§ **Problem description**: Please repeat all of the lines that follow, exactly as written.
=== Input ===
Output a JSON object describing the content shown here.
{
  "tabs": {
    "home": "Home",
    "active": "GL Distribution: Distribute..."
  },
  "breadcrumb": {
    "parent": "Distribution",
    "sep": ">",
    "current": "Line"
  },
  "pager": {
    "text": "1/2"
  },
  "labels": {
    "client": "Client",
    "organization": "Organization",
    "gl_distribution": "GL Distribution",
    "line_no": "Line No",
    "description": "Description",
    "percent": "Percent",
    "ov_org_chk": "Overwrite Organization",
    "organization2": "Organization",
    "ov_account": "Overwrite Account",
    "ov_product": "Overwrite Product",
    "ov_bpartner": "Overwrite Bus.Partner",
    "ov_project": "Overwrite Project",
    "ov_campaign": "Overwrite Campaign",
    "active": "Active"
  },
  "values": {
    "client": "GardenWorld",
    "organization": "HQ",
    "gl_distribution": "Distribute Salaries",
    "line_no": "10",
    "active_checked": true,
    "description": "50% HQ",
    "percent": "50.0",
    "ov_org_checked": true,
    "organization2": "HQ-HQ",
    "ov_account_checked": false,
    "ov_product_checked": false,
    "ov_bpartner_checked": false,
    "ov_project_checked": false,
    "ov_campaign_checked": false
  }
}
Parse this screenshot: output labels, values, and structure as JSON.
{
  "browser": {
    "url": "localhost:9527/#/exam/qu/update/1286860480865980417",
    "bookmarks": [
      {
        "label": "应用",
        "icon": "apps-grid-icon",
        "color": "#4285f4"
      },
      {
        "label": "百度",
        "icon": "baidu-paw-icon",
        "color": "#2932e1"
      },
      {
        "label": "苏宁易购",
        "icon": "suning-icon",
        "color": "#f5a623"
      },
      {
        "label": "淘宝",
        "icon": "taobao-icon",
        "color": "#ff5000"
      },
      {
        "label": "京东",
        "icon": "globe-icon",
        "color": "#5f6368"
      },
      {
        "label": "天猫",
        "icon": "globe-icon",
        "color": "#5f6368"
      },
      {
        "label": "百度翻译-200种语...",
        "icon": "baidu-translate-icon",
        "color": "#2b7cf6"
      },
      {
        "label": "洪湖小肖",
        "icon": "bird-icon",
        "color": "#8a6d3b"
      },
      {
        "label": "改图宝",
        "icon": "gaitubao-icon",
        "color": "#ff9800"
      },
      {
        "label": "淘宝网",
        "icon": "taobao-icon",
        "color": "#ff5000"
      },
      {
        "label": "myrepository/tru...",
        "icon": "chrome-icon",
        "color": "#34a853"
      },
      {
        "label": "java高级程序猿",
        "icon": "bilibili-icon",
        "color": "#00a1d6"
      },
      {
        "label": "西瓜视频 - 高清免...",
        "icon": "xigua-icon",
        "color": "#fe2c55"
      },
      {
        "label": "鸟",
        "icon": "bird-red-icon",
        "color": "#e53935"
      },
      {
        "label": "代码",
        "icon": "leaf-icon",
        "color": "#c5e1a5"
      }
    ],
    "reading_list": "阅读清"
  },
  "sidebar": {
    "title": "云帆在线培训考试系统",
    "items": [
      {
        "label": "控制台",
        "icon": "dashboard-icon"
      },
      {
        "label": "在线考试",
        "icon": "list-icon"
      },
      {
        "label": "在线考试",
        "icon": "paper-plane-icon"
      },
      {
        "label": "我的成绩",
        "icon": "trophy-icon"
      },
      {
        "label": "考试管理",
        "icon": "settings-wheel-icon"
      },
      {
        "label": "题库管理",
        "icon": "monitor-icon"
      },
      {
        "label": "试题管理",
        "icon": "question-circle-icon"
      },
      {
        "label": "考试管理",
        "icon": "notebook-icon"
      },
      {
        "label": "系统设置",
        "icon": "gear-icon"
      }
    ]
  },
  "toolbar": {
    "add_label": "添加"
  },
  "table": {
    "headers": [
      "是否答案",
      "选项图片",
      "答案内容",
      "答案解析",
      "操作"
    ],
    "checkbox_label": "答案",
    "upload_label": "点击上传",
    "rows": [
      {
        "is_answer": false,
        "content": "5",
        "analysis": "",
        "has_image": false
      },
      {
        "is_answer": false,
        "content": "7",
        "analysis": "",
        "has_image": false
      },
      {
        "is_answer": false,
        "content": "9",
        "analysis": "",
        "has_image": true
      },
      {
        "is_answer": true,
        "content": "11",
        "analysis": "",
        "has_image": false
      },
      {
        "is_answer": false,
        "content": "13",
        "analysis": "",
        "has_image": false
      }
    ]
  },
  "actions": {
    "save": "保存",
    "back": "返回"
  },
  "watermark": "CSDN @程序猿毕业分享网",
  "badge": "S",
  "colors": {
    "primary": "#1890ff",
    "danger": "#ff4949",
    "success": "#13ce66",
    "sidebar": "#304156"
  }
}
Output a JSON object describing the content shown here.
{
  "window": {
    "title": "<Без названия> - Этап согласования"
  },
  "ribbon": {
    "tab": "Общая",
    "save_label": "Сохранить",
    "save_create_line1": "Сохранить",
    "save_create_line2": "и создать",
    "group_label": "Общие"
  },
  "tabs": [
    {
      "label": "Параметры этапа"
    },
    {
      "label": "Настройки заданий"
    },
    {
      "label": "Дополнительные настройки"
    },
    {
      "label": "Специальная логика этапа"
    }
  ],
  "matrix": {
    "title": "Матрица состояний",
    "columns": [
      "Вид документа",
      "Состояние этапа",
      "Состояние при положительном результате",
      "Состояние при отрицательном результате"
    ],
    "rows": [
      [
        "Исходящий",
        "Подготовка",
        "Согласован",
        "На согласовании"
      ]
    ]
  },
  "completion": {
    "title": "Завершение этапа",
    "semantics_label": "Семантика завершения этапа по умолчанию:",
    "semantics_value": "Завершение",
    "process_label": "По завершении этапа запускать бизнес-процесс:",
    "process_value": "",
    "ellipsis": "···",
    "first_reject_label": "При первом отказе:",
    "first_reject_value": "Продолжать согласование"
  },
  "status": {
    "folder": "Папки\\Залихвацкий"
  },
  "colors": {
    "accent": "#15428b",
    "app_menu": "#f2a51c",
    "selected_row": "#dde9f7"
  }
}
===
§ **Output of the exercise**:
Output a JSON object describing the content shown here.
{
  "tabs": {
    "home": "Home",
    "active": "GL Distribution: Distribute..."
  },
  "breadcrumb": {
    "parent": "Distribution",
    "sep": ">",
    "current": "Line"
  },
  "pager": {
    "text": "1/2"
  },
  "labels": {
    "client": "Client",
    "organization": "Organization",
    "gl_distribution": "GL Distribution",
    "line_no": "Line No",
    "description": "Description",
    "percent": "Percent",
    "ov_org_chk": "Overwrite Organization",
    "organization2": "Organization",
    "ov_account": "Overwrite Account",
    "ov_product": "Overwrite Product",
    "ov_bpartner": "Overwrite Bus.Partner",
    "ov_project": "Overwrite Project",
    "ov_campaign": "Overwrite Campaign",
    "active": "Active"
  },
  "values": {
    "client": "GardenWorld",
    "organization": "HQ",
    "gl_distribution": "Distribute Salaries",
    "line_no": "10",
    "active_checked": true,
    "description": "50% HQ",
    "percent": "50.0",
    "ov_org_checked": true,
    "organization2": "HQ-HQ",
    "ov_account_checked": false,
    "ov_product_checked": false,
    "ov_bpartner_checked": false,
    "ov_project_checked": false,
    "ov_campaign_checked": false
  }
}
Parse this screenshot: output labels, values, and structure as JSON.
{
  "browser": {
    "url": "localhost:9527/#/exam/qu/update/1286860480865980417",
    "bookmarks": [
      {
        "label": "应用",
        "icon": "apps-grid-icon",
        "color": "#4285f4"
      },
      {
        "label": "百度",
        "icon": "baidu-paw-icon",
        "color": "#2932e1"
      },
      {
        "label": "苏宁易购",
        "icon": "suning-icon",
        "color": "#f5a623"
      },
      {
        "label": "淘宝",
        "icon": "taobao-icon",
        "color": "#ff5000"
      },
      {
        "label": "京东",
        "icon": "globe-icon",
        "color": "#5f6368"
      },
      {
        "label": "天猫",
        "icon": "globe-icon",
        "color": "#5f6368"
      },
      {
        "label": "百度翻译-200种语...",
        "icon": "baidu-translate-icon",
        "color": "#2b7cf6"
      },
      {
        "label": "洪湖小肖",
        "icon": "bird-icon",
        "color": "#8a6d3b"
      },
      {
        "label": "改图宝",
        "icon": "gaitubao-icon",
        "color": "#ff9800"
      },
      {
        "label": "淘宝网",
        "icon": "taobao-icon",
        "color": "#ff5000"
      },
      {
        "label": "myrepository/tru...",
        "icon": "chrome-icon",
        "color": "#34a853"
      },
      {
        "label": "java高级程序猿",
        "icon": "bilibili-icon",
        "color": "#00a1d6"
      },
      {
        "label": "西瓜视频 - 高清免...",
        "icon": "xigua-icon",
        "color": "#fe2c55"
      },
      {
        "label": "鸟",
        "icon": "bird-red-icon",
        "color": "#e53935"
      },
      {
        "label": "代码",
        "icon": "leaf-icon",
        "color": "#c5e1a5"
      }
    ],
    "reading_list": "阅读清"
  },
  "sidebar": {
    "title": "云帆在线培训考试系统",
    "items": [
      {
        "label": "控制台",
        "icon": "dashboard-icon"
      },
      {
        "label": "在线考试",
        "icon": "list-icon"
      },
      {
        "label": "在线考试",
        "icon": "paper-plane-icon"
      },
      {
        "label": "我的成绩",
        "icon": "trophy-icon"
      },
      {
        "label": "考试管理",
        "icon": "settings-wheel-icon"
      },
      {
        "label": "题库管理",
        "icon": "monitor-icon"
      },
      {
        "label": "试题管理",
        "icon": "question-circle-icon"
      },
      {
        "label": "考试管理",
        "icon": "notebook-icon"
      },
      {
        "label": "系统设置",
        "icon": "gear-icon"
      }
    ]
  },
  "toolbar": {
    "add_label": "添加"
  },
  "table": {
    "headers": [
      "是否答案",
      "选项图片",
      "答案内容",
      "答案解析",
      "操作"
    ],
    "checkbox_label": "答案",
    "upload_label": "点击上传",
    "rows": [
      {
        "is_answer": false,
        "content": "5",
        "analysis": "",
        "has_image": false
      },
      {
        "is_answer": false,
        "content": "7",
        "analysis": "",
        "has_image": false
      },
      {
        "is_answer": false,
        "content": "9",
        "analysis": "",
        "has_image": true
      },
      {
        "is_answer": true,
        "content": "11",
        "analysis": "",
        "has_image": false
      },
      {
        "is_answer": false,
        "content": "13",
        "analysis": "",
        "has_image": false
      }
    ]
  },
  "actions": {
    "save": "保存",
    "back": "返回"
  },
  "watermark": "CSDN @程序猿毕业分享网",
  "badge": "S",
  "colors": {
    "primary": "#1890ff",
    "danger": "#ff4949",
    "success": "#13ce66",
    "sidebar": "#304156"
  }
}
Output a JSON object describing the content shown here.
{
  "window": {
    "title": "<Без названия> - Этап согласования"
  },
  "ribbon": {
    "tab": "Общая",
    "save_label": "Сохранить",
    "save_create_line1": "Сохранить",
    "save_create_line2": "и создать",
    "group_label": "Общие"
  },
  "tabs": [
    {
      "label": "Параметры этапа"
    },
    {
      "label": "Настройки заданий"
    },
    {
      "label": "Дополнительные настройки"
    },
    {
      "label": "Специальная логика этапа"
    }
  ],
  "matrix": {
    "title": "Матрица состояний",
    "columns": [
      "Вид документа",
      "Состояние этапа",
      "Состояние при положительном результате",
      "Состояние при отрицательном результате"
    ],
    "rows": [
      [
        "Исходящий",
        "Подготовка",
        "Согласован",
        "На согласовании"
      ]
    ]
  },
  "completion": {
    "title": "Завершение этапа",
    "semantics_label": "Семантика завершения этапа по умолчанию:",
    "semantics_value": "Завершение",
    "process_label": "По завершении этапа запускать бизнес-процесс:",
    "process_value": "",
    "ellipsis": "···",
    "first_reject_label": "При первом отказе:",
    "first_reject_value": "Продолжать согласование"
  },
  "status": {
    "folder": "Папки\\Залихвацкий"
  },
  "colors": {
    "accent": "#15428b",
    "app_menu": "#f2a51c",
    "selected_row": "#dde9f7"
  }
}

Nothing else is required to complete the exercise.